**THE TASK**. Copy out each line that mentions the word "JSON".

begin WORKING DATA

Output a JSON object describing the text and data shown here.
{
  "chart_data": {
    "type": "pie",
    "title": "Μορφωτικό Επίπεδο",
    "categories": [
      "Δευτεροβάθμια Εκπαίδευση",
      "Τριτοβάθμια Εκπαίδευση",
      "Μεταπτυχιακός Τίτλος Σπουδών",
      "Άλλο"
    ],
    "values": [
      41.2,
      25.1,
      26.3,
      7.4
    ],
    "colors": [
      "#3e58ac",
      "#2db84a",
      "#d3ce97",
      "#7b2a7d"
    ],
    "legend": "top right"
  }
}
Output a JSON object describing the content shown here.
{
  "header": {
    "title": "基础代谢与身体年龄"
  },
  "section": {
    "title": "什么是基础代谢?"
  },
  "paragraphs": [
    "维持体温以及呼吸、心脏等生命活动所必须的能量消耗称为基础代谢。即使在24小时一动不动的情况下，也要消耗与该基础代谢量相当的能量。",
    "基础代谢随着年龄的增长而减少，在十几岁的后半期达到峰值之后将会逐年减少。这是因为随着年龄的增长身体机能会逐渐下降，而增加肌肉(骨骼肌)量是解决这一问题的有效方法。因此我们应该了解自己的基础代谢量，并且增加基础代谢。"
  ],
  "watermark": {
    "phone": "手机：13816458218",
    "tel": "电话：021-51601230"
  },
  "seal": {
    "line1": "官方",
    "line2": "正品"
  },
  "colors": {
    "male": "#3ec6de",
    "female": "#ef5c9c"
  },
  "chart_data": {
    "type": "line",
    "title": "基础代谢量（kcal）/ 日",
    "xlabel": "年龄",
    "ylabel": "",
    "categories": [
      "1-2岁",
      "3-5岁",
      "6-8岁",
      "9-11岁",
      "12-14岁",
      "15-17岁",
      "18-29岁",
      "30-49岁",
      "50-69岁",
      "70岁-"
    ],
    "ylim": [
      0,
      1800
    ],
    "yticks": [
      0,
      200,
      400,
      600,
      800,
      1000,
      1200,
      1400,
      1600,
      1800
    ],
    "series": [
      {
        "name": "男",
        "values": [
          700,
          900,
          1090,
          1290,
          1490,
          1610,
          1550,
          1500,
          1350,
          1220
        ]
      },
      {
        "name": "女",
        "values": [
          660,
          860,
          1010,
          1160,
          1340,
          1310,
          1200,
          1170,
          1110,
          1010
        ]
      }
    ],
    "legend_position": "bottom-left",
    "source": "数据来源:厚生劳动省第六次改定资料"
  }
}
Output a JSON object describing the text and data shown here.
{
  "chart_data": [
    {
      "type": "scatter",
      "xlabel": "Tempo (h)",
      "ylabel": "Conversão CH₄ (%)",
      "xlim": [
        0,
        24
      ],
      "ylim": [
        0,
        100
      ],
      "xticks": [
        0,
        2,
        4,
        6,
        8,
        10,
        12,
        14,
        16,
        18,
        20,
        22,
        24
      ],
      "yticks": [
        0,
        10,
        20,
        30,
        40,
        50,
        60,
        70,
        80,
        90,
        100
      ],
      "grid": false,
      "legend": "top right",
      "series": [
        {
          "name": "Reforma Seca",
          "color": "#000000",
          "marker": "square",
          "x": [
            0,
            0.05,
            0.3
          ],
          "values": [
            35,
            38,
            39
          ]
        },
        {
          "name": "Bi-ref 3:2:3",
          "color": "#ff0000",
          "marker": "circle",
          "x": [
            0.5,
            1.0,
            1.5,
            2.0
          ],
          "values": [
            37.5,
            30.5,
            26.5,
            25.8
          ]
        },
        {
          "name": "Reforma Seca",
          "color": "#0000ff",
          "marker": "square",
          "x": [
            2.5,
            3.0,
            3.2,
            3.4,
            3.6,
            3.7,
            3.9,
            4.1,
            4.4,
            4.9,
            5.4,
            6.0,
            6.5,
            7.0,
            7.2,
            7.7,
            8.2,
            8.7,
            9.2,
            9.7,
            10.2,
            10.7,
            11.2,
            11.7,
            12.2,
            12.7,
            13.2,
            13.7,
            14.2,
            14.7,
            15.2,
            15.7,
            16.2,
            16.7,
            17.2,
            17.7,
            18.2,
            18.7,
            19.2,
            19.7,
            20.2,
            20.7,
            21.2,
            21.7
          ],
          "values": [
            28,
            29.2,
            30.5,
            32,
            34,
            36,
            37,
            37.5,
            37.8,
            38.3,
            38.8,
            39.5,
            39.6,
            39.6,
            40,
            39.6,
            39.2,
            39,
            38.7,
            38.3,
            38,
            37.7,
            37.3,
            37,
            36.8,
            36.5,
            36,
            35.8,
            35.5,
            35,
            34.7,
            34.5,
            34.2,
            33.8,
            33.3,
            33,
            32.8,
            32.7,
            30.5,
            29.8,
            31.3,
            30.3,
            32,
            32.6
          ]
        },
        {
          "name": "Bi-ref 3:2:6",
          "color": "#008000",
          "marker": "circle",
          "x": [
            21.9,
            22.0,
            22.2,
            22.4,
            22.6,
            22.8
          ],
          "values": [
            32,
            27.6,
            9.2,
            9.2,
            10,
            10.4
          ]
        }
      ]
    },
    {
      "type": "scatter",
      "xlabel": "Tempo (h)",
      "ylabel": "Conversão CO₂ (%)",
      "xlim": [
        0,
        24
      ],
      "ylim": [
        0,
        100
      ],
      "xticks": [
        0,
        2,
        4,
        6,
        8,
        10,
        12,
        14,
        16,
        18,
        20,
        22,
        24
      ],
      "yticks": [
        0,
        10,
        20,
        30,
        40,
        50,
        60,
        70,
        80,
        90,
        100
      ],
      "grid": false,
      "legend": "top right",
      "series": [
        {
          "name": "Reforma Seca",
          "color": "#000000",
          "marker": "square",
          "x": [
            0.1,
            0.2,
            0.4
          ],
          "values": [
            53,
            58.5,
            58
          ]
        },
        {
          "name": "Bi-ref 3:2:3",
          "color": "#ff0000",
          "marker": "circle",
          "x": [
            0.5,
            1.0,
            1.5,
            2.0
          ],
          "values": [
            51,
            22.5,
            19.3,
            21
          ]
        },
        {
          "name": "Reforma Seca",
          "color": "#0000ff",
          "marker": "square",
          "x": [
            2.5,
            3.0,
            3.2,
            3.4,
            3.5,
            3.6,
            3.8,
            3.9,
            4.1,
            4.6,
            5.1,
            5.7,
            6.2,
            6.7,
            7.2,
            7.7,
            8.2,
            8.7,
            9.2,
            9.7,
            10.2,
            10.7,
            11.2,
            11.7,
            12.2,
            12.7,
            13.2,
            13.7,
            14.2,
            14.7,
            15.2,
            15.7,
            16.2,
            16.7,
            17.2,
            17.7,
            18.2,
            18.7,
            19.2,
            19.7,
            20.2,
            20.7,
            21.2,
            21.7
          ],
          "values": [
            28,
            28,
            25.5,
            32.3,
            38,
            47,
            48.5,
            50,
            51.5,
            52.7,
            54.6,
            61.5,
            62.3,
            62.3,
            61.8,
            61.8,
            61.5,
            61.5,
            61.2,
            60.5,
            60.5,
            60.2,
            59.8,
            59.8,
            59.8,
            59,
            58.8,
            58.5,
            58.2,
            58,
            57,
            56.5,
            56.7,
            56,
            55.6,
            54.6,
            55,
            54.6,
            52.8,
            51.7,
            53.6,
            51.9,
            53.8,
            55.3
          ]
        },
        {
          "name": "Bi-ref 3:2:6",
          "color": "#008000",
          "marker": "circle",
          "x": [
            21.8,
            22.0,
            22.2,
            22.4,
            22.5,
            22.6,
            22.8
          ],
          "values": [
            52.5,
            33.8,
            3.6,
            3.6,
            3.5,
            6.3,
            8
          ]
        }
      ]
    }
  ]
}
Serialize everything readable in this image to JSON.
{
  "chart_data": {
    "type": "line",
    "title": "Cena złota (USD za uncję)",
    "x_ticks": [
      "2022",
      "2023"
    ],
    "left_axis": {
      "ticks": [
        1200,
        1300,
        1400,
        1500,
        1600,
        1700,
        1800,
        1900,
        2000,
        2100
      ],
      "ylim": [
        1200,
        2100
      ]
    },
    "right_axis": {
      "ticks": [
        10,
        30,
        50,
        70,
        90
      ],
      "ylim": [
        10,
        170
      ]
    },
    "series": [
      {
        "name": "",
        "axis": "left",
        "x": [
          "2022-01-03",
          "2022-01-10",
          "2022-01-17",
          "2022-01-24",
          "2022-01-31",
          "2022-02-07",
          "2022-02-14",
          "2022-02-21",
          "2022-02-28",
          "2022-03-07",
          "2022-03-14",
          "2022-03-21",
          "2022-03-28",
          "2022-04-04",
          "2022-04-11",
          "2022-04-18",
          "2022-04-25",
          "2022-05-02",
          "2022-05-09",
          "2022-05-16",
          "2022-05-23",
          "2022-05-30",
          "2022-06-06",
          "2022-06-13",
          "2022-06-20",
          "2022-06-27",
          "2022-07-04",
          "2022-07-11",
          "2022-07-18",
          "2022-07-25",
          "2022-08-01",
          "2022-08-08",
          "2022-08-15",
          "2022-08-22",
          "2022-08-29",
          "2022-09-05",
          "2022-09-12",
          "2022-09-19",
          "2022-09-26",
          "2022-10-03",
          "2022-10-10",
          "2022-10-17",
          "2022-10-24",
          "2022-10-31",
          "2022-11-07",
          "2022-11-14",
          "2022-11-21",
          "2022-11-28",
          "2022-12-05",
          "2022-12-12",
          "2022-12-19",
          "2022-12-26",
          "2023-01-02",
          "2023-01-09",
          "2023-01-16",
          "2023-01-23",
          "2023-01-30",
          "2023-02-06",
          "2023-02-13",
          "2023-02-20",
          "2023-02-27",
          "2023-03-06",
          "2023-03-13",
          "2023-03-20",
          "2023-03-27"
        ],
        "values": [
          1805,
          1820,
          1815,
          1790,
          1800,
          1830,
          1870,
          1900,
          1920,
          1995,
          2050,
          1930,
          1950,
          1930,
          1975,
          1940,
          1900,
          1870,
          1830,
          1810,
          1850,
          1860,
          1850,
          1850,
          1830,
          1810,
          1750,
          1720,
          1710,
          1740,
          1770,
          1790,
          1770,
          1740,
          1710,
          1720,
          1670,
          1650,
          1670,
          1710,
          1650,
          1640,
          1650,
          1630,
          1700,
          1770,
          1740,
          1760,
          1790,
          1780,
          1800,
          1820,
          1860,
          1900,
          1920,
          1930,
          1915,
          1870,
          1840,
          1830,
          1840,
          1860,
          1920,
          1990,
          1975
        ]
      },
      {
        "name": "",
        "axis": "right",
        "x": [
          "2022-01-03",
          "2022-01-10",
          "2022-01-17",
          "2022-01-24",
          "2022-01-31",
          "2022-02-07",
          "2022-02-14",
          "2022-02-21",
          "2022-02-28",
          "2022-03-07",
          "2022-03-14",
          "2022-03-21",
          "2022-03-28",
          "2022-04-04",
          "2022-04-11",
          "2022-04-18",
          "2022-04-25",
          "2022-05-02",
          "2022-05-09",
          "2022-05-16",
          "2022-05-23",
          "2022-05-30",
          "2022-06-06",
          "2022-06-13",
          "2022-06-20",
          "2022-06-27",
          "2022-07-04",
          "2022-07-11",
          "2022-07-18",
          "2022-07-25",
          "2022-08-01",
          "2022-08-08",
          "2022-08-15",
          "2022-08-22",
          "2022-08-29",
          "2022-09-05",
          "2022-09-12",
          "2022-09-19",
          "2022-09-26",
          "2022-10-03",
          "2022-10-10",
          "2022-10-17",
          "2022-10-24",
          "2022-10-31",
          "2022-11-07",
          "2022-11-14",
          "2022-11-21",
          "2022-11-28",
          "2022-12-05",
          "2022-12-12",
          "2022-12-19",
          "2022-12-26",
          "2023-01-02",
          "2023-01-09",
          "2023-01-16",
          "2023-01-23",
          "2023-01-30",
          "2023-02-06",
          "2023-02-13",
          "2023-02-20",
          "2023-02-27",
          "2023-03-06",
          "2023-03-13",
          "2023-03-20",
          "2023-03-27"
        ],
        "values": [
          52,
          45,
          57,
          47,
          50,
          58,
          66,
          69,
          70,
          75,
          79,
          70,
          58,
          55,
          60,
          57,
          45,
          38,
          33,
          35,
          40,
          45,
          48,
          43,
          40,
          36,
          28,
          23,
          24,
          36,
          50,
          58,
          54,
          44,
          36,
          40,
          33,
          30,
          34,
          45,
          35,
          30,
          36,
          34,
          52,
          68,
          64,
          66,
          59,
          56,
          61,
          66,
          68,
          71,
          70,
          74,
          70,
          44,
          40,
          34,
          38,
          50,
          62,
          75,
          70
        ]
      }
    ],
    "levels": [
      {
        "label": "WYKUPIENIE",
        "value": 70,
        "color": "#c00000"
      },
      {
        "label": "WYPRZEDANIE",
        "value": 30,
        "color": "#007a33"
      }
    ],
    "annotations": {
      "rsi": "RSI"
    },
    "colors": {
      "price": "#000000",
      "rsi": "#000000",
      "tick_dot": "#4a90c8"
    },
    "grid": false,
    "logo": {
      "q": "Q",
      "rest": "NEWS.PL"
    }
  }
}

end WORKING DATA

**CORRECT RESULT**.
Output a JSON object describing the text and data shown here.
Output a JSON object describing the content shown here.
Output a JSON object describing the text and data shown here.
Serialize everything readable in this image to JSON.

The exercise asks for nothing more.